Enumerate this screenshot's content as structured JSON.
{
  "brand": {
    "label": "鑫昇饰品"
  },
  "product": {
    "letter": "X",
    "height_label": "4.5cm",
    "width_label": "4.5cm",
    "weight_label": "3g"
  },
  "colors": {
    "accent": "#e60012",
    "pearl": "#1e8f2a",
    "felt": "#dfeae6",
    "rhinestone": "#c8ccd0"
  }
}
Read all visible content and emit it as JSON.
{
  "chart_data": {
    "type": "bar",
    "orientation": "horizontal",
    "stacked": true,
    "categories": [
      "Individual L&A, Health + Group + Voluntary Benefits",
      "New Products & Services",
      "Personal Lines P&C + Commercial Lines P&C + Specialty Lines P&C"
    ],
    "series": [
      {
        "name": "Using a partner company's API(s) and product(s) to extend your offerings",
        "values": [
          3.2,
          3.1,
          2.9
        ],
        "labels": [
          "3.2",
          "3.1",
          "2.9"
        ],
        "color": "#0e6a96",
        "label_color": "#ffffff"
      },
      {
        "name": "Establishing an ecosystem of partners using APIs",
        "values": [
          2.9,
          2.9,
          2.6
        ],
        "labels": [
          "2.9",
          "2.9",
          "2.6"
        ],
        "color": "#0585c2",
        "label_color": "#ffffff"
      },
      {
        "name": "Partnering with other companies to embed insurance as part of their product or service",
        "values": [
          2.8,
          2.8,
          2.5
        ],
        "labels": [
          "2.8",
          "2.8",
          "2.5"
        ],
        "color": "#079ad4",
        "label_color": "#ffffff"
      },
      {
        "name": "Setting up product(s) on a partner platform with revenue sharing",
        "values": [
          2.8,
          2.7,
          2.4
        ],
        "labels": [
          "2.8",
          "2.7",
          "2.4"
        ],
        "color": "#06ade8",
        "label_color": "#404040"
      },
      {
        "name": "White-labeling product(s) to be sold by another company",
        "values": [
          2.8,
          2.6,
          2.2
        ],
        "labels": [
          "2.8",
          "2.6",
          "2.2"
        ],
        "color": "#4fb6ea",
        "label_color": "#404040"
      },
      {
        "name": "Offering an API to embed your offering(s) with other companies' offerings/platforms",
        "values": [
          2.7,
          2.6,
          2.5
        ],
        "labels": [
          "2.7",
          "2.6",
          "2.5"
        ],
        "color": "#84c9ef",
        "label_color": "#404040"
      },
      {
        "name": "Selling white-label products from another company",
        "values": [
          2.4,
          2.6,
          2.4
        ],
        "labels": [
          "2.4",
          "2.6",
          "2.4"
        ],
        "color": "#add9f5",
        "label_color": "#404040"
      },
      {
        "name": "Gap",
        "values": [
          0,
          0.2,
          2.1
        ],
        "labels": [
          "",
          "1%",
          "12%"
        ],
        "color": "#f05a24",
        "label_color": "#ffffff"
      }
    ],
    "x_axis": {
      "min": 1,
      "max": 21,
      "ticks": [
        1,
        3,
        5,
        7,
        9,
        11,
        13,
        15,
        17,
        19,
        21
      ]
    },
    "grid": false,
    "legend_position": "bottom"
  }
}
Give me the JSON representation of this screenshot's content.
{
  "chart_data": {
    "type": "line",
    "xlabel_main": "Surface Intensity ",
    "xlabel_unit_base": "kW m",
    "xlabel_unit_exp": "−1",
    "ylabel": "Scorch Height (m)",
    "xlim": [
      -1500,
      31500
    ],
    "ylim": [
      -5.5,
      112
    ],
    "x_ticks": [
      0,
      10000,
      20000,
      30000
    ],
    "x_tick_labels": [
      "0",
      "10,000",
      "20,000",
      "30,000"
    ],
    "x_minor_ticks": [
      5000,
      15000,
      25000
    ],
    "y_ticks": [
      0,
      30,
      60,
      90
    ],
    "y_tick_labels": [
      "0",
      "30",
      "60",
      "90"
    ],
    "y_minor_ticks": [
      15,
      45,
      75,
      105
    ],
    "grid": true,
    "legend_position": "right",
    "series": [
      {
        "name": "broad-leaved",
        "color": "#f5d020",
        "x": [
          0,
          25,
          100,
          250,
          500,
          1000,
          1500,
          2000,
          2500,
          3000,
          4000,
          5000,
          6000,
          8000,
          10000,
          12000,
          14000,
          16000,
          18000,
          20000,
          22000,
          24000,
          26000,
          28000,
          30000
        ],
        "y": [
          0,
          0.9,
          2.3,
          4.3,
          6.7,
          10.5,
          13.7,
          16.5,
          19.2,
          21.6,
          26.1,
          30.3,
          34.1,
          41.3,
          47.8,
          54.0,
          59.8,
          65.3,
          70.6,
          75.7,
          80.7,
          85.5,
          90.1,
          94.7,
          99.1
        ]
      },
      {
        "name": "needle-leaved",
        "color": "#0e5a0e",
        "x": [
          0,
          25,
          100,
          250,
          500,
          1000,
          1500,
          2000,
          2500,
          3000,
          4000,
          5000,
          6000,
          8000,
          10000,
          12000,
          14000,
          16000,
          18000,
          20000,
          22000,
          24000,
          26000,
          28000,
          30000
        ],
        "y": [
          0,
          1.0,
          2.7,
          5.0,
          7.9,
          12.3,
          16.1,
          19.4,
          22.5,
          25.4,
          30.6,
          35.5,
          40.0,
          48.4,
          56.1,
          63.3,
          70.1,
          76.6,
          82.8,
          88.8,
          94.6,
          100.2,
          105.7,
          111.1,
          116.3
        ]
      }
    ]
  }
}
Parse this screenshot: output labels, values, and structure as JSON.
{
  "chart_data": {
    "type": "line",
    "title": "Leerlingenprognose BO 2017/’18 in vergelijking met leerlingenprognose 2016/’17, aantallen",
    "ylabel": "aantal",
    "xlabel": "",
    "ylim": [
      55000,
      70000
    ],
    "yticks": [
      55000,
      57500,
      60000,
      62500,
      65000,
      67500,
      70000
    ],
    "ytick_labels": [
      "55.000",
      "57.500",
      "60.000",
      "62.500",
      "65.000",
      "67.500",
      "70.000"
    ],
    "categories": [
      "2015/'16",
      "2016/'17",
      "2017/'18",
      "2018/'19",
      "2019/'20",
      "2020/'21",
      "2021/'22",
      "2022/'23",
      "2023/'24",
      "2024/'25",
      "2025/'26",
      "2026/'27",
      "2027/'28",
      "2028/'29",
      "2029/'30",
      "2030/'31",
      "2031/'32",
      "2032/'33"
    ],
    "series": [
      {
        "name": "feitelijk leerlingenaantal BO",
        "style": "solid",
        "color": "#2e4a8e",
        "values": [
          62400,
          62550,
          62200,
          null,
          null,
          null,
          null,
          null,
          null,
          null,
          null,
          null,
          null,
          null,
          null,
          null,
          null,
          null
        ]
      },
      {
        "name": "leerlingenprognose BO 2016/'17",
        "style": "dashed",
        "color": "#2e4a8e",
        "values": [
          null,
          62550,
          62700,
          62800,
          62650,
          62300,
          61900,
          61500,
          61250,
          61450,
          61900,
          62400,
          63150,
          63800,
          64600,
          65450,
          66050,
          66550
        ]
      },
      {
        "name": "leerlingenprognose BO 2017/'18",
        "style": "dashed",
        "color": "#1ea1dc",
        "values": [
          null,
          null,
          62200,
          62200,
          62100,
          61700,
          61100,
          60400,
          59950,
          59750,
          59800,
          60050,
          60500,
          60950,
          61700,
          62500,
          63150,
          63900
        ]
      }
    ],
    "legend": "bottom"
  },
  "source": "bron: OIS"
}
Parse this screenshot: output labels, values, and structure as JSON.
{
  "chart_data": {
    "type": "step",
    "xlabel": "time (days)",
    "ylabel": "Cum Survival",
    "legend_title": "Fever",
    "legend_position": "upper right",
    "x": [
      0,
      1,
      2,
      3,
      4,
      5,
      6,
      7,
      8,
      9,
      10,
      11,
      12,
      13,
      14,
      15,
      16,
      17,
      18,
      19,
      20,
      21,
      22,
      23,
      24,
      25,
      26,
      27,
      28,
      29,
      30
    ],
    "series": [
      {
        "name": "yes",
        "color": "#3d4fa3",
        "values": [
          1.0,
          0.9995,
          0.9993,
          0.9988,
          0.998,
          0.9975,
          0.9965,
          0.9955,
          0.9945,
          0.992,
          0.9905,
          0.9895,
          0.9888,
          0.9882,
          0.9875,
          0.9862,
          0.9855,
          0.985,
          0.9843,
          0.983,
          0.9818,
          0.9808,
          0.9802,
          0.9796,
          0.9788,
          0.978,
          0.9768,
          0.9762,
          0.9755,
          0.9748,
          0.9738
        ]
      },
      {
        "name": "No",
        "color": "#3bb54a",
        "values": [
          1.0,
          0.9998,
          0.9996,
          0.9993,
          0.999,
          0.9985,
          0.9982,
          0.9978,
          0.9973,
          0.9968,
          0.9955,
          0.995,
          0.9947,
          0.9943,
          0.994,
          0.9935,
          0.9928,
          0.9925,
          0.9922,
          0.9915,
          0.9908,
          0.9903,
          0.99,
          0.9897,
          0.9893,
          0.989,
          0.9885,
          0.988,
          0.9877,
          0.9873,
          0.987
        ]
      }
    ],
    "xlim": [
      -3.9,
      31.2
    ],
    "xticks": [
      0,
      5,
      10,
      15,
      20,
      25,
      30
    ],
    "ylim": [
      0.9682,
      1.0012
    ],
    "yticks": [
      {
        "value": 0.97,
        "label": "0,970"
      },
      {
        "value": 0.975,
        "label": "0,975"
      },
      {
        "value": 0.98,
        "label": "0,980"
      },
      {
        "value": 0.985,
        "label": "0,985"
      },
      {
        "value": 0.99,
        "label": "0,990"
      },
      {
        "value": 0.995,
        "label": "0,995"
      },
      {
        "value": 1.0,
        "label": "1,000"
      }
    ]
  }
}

□ □ □ □

=== DO THIS ===
Lines containing the string "leaved" should be counted; reply with their number and nothing more.

=== ANSWER TO THIS PROBLEM ===
2